◆ The problem ◆
Go over the entries below line by line, copying each one that contains the word "Order".

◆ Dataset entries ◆
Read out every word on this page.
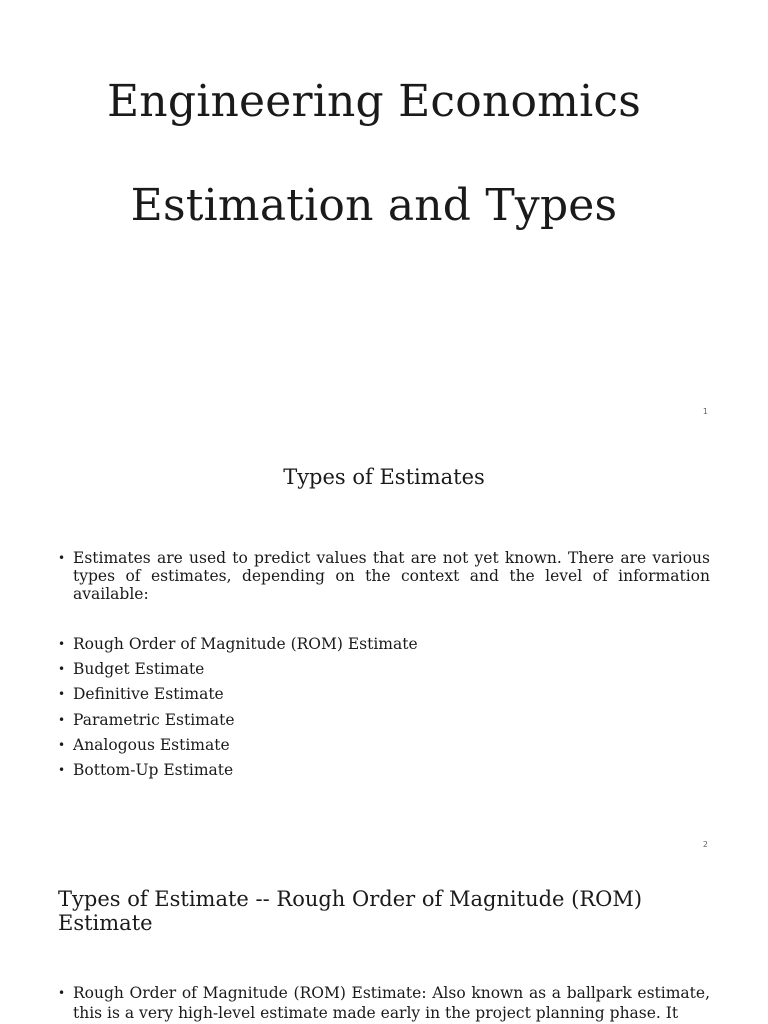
Engineering Economics
Estimation and Types
1
Types of Estimates
• Estimates are used to predict values that are not yet known. There are various types of estimates, depending on the context and the level of information available:
• Rough Order of Magnitude (ROM) Estimate
• Budget Estimate
• Definitive Estimate
• Parametric Estimate
• Analogous Estimate
• Bottom-Up Estimate
2
Types of Estimate -- Rough Order of Magnitude (ROM) Estimate
• Rough Order of Magnitude (ROM) Estimate: Also known as a ballpark estimate, this is a very high-level estimate made early in the project planning phase. It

◆ Response to the task ◆
• Rough Order of Magnitude (ROM) Estimate
Types of Estimate -- Rough Order of Magnitude (ROM) Estimate
• Rough Order of Magnitude (ROM) Estimate: Also known as a ballpark estimate, this is a very high-level estimate made early in the project planning phase. It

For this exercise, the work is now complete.